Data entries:

==============================

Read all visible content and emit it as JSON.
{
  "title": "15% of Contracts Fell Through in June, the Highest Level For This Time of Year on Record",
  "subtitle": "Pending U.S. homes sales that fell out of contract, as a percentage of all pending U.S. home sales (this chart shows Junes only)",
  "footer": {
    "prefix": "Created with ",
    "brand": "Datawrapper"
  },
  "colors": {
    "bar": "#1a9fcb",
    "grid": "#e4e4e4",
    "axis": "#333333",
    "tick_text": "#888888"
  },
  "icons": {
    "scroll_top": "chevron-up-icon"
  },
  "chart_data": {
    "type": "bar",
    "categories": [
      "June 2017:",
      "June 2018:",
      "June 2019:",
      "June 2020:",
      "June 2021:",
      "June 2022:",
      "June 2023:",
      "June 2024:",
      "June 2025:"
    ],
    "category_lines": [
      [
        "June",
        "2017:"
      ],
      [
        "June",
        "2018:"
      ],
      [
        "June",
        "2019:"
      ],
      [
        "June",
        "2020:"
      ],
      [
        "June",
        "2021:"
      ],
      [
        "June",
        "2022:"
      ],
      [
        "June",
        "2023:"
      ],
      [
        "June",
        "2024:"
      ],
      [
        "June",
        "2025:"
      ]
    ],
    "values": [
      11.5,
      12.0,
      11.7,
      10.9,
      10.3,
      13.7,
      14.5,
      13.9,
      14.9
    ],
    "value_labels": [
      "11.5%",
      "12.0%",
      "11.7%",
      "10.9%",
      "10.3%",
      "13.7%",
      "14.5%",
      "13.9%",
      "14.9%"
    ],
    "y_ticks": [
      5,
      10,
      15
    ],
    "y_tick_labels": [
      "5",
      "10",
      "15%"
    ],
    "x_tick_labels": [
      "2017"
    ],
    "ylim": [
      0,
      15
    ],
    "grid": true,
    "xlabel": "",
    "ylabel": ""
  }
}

==============================

[Exercise prompt]:
Transcribe the material above in its entirety. Match it exactly.

[Problem solution]:
Read all visible content and emit it as JSON.
{
  "title": "15% of Contracts Fell Through in June, the Highest Level For This Time of Year on Record",
  "subtitle": "Pending U.S. homes sales that fell out of contract, as a percentage of all pending U.S. home sales (this chart shows Junes only)",
  "footer": {
    "prefix": "Created with ",
    "brand": "Datawrapper"
  },
  "colors": {
    "bar": "#1a9fcb",
    "grid": "#e4e4e4",
    "axis": "#333333",
    "tick_text": "#888888"
  },
  "icons": {
    "scroll_top": "chevron-up-icon"
  },
  "chart_data": {
    "type": "bar",
    "categories": [
      "June 2017:",
      "June 2018:",
      "June 2019:",
      "June 2020:",
      "June 2021:",
      "June 2022:",
      "June 2023:",
      "June 2024:",
      "June 2025:"
    ],
    "category_lines": [
      [
        "June",
        "2017:"
      ],
      [
        "June",
        "2018:"
      ],
      [
        "June",
        "2019:"
      ],
      [
        "June",
        "2020:"
      ],
      [
        "June",
        "2021:"
      ],
      [
        "June",
        "2022:"
      ],
      [
        "June",
        "2023:"
      ],
      [
        "June",
        "2024:"
      ],
      [
        "June",
        "2025:"
      ]
    ],
    "values": [
      11.5,
      12.0,
      11.7,
      10.9,
      10.3,
      13.7,
      14.5,
      13.9,
      14.9
    ],
    "value_labels": [
      "11.5%",
      "12.0%",
      "11.7%",
      "10.9%",
      "10.3%",
      "13.7%",
      "14.5%",
      "13.9%",
      "14.9%"
    ],
    "y_ticks": [
      5,
      10,
      15
    ],
    "y_tick_labels": [
      "5",
      "10",
      "15%"
    ],
    "x_tick_labels": [
      "2017"
    ],
    "ylim": [
      0,
      15
    ],
    "grid": true,
    "xlabel": "",
    "ylabel": ""
  }
}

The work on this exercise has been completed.